> _PROBLEM STATEMENT_:
Your task is to copy every line of the records below that contains "using".

> _PROVIDED INFORMATION_:
* start *
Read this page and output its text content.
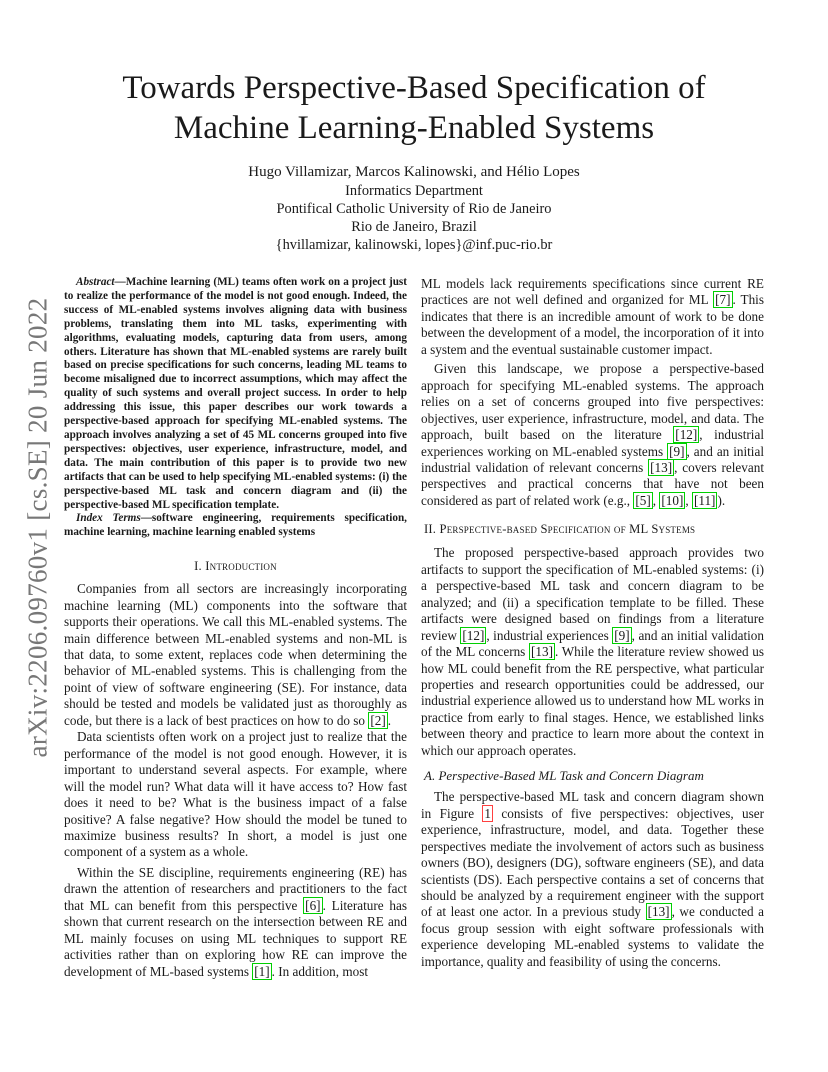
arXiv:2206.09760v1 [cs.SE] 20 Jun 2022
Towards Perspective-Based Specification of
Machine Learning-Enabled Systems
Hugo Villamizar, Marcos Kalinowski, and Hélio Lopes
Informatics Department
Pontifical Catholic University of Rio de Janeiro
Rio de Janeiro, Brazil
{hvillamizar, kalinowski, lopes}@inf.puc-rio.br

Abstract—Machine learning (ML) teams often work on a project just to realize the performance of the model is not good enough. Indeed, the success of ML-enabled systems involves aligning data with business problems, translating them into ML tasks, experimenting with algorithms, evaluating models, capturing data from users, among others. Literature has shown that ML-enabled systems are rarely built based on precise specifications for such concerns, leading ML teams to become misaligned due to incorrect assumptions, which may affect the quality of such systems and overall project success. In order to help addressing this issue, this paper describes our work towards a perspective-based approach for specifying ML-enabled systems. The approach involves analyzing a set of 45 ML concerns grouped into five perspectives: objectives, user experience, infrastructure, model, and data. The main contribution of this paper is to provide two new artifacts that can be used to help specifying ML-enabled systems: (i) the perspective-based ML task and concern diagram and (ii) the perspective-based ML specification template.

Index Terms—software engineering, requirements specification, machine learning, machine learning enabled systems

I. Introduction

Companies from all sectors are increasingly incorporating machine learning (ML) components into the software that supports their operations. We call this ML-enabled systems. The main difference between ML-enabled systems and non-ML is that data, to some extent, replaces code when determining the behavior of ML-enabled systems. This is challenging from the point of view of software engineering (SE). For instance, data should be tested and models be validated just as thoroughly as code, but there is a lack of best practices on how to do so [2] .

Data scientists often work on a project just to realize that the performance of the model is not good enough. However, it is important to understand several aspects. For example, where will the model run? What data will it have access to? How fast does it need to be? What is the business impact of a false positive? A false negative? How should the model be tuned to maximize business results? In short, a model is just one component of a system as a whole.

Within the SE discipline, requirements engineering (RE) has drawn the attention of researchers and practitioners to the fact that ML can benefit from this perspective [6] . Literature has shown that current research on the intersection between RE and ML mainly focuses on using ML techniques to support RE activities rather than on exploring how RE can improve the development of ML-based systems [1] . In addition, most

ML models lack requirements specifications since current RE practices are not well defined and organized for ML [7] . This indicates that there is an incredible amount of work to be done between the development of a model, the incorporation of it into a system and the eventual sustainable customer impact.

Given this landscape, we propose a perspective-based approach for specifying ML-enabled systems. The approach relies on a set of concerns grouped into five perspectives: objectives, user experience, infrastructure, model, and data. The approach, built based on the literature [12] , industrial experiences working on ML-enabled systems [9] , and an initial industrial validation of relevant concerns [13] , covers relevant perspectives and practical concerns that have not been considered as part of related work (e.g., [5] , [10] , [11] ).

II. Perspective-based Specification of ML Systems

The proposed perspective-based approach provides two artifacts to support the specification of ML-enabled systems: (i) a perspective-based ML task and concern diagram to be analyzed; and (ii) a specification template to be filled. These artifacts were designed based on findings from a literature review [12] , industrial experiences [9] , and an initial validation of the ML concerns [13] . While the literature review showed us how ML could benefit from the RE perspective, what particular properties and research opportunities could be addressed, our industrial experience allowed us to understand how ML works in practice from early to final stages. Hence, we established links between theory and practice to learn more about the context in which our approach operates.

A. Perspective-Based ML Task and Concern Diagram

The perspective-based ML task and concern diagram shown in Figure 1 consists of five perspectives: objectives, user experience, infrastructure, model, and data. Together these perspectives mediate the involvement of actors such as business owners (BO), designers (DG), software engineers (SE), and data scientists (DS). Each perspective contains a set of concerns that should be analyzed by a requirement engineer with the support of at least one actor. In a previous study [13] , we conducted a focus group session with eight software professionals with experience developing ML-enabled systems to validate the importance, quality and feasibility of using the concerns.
* end *
> _SOLUTION FOR THIS EXERCISE_:
Within the SE discipline, requirements engineering (RE) has drawn the attention of researchers and practitioners to the fact that ML can benefit from this perspective [6] . Literature has shown that current research on the intersection between RE and ML mainly focuses on using ML techniques to support RE activities rather than on exploring how RE can improve the development of ML-based systems [1] . In addition, most
The perspective-based ML task and concern diagram shown in Figure 1 consists of five perspectives: objectives, user experience, infrastructure, model, and data. Together these perspectives mediate the involvement of actors such as business owners (BO), designers (DG), software engineers (SE), and data scientists (DS). Each perspective contains a set of concerns that should be analyzed by a requirement engineer with the support of at least one actor. In a previous study [13] , we conducted a focus group session with eight software professionals with experience developing ML-enabled systems to validate the importance, quality and feasibility of using the concerns.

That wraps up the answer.